To be done: From the listing below, pull out all lines with "تعالى" in them.

** start of Input data **

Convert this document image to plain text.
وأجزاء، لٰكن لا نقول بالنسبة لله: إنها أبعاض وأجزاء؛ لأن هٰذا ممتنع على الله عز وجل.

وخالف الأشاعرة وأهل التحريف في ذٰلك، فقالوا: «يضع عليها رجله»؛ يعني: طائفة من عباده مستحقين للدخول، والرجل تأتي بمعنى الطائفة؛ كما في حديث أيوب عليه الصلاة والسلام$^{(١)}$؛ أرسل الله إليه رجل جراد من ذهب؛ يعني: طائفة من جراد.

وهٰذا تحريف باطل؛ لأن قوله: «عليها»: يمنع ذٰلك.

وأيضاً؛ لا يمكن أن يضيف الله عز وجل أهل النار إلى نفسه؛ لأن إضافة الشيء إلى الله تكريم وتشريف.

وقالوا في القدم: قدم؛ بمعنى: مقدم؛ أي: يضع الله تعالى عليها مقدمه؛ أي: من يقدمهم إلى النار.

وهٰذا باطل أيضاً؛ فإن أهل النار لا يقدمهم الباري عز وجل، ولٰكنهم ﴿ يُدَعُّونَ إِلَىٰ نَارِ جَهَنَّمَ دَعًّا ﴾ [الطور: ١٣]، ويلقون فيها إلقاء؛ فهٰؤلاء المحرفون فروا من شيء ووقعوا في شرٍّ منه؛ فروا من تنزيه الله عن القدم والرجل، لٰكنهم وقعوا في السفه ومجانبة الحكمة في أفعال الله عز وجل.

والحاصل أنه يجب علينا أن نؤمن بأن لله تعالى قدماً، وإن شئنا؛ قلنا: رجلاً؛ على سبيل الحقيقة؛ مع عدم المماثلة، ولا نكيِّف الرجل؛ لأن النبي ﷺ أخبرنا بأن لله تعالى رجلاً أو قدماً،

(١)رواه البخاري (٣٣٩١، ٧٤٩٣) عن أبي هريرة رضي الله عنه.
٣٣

** end of Input data **

Written answer:
وقالوا في القدم: قدم؛ بمعنى: مقدم؛ أي: يضع الله تعالى عليها مقدمه؛ أي: من يقدمهم إلى النار.
والحاصل أنه يجب علينا أن نؤمن بأن لله تعالى قدماً، وإن شئنا؛ قلنا: رجلاً؛ على سبيل الحقيقة؛ مع عدم المماثلة، ولا نكيِّف الرجل؛ لأن النبي ﷺ أخبرنا بأن لله تعالى رجلاً أو قدماً،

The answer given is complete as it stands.